──────── Texto apresentado
A anta é um ancestral mítico importante nas narrativas indígenas. Este animal apresentava-se como um jovem bonito, sendo conhecido como Tapir, Tapi’i, Mborevi e So’o Ruvicha. O Mborevi é o protetor dos animais comestíveis.

O criador, Nhande Ramõi Jusu Papa, deixou para a humanidade duas árvores Yvyrá Pepe, o alecrim, e Angu’a-y, bálsamo. O Angu’a-y tem frutas pretinhas que são comida do cateto, o kure’i. O criador deixou muitas frutas doces para alimentar seus filhos e também o jarakati’a. Para matar a sede, ele deixou água em todos os lugares e chamou a planta que abençoa estas fontes de Ygary, cedro.

Kaja’a foi criada desde o princípio para cuidar das águas. Ela era uma das filhas de Nhane Ramõi Tani. Na Lagoa, o Mborevi era seu marido. Isto aconteceu porque ela não seguiu as prescrições alimentares e de resguardo quando passou pela menarca. A filha de Pa’i Tani ia sempre na roça buscar batata doce. Quando sua filha chegava à beira d’água, ela fazia barulho e um homem se aproximava dela. Naquele dia começou o encantamento, ojepota, dos animais nas moças que não se resguardavam.

Quando a moça voltou para casa, um irmão disse para o outro:

- Um mborevi fez ojepota para sua irmã.

Era a irmã do meio, Haxã mirim, que estava sob encantamento, contou Pa’i Kwará para a mãe da jovem.

- Eu não posso acreditar, respondeu a mãe da moça. Neste momento, a jovem tinha ido na roça e voltou rápido. Lá, um homem sempre aparecia para ela e levava batata assada para ela comer.

Mais tarde a Lua fez barulho na água e o Mborevi já veio, pensando que era a namorada. Quando percebeu a aproximação da Anta, escondei-se no barranco e ficou esperando para atirar sua flecha. Jasy matou o Mborevi, levou a sua carne e entristeceu muito sua irmã. Ela ficou tão triste que até pensou em tirar a própria vida. Isto aconteceu quando se está sob ojepota, encatamento.

Os pedações da Anta foram levados para casa de Haxã e pendurados dentro de seu quarto. Enquanto secavam, pingava um líquido na rede. Depois disso ela foi tomar banho e levou batatas assadas. Um de seus irmãos ficou desconfiado que a irmã estava encantada pela Anta morta. O nome da lua quando caçou a anta era Kwãi Mirim Poty.
────────────────
**Tarefas propostas**.
**1.** No texto sobre a anta, de que o Mborevi é protetor?
**2.** Copie do texto sobre a anta o trecho que vai de "A anta é um" até "dos animais comestíveis.", inclusive.
──────── Entradas
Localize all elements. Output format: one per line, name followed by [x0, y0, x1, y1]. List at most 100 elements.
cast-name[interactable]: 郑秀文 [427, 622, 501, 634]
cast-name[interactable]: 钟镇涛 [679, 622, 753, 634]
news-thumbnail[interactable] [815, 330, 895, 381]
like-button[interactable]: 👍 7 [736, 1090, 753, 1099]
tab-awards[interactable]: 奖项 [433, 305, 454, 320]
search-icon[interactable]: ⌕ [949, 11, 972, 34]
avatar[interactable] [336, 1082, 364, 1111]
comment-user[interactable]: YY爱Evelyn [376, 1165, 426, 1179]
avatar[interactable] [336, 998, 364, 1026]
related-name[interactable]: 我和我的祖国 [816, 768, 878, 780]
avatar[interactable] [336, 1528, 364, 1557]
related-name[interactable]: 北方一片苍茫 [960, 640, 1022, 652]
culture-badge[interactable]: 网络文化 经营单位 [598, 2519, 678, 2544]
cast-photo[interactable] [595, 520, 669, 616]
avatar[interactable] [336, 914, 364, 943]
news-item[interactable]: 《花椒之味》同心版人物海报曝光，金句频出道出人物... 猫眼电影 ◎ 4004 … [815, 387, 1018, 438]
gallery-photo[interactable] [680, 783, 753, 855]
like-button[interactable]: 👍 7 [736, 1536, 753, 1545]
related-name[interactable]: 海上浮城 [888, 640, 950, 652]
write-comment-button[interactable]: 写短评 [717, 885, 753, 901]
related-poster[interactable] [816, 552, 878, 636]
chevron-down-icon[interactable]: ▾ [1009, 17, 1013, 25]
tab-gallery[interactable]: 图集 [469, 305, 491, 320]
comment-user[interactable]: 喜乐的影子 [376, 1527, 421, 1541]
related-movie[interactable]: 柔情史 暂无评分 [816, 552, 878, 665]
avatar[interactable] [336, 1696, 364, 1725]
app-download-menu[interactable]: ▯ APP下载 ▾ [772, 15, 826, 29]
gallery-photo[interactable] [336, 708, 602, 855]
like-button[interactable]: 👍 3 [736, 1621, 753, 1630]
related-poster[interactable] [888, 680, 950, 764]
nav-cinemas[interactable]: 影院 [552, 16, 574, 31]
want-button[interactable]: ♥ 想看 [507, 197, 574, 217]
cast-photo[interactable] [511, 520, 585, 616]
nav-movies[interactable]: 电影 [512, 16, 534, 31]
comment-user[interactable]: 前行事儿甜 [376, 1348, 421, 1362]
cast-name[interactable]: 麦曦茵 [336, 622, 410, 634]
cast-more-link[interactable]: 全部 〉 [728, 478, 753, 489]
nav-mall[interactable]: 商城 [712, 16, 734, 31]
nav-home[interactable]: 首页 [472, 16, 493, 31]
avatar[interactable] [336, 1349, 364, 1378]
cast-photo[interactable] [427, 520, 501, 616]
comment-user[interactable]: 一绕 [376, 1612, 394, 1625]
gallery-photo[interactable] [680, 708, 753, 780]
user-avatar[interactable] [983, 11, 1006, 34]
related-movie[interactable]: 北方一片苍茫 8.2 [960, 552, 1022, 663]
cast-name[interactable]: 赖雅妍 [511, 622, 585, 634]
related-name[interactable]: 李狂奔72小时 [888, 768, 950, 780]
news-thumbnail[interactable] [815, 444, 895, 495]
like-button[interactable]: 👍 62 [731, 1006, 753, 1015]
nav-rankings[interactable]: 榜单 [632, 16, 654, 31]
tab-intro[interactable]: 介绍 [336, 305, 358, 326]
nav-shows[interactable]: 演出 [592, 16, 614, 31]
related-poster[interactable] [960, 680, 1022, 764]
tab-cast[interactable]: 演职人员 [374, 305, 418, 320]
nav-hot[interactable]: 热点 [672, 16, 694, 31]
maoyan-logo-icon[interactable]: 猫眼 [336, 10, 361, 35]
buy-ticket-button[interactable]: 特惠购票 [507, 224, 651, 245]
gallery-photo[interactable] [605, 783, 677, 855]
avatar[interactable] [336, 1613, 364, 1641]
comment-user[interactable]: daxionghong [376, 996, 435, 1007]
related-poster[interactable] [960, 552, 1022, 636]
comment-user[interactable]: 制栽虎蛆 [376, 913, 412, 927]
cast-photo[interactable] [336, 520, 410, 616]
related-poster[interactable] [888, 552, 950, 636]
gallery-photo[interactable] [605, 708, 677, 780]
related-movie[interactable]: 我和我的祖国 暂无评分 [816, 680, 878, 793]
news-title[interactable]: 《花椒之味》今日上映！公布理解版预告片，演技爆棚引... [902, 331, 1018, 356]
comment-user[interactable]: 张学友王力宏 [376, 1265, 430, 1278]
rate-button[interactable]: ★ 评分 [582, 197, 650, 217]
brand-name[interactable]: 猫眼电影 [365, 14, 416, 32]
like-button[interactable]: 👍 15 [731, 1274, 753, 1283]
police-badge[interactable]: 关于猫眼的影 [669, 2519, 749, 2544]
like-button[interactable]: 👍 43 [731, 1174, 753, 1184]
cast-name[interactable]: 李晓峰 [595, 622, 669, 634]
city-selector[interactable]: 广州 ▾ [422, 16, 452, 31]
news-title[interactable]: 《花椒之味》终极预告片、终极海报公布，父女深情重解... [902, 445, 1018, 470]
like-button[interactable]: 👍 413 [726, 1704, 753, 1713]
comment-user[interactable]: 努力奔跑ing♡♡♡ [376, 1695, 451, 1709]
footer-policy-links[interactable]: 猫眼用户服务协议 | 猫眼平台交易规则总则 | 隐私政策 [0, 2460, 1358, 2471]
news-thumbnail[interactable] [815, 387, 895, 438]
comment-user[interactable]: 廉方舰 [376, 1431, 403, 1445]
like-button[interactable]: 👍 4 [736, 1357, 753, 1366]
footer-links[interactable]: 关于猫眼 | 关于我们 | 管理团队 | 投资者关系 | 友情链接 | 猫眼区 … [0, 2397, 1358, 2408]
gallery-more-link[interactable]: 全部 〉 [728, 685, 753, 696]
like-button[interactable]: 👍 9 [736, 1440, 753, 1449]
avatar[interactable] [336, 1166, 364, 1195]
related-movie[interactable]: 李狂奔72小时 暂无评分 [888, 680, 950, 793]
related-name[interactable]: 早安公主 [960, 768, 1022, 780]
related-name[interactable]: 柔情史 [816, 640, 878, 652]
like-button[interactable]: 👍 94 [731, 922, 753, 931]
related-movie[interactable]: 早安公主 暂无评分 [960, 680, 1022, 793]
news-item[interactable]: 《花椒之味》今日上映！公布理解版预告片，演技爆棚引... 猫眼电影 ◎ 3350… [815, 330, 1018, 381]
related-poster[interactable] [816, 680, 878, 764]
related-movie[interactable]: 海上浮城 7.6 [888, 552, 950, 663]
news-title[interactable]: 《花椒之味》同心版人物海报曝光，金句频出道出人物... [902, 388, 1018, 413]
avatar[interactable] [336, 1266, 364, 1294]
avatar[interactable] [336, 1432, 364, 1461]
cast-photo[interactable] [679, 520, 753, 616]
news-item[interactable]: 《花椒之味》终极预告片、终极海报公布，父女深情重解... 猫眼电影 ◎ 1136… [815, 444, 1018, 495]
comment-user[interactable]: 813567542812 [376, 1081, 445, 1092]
────────────────
**Soluções dos exercícios**.
**1.** Dos animais comestíveis.

**2.**
A anta é um ancestral mítico importante nas narrativas indígenas. Este animal apresentava-se como um jovem bonito, sendo conhecido como Tapir, Tapi’i, Mborevi e So’o Ruvicha. O Mborevi é o protetor dos animais comestíveis.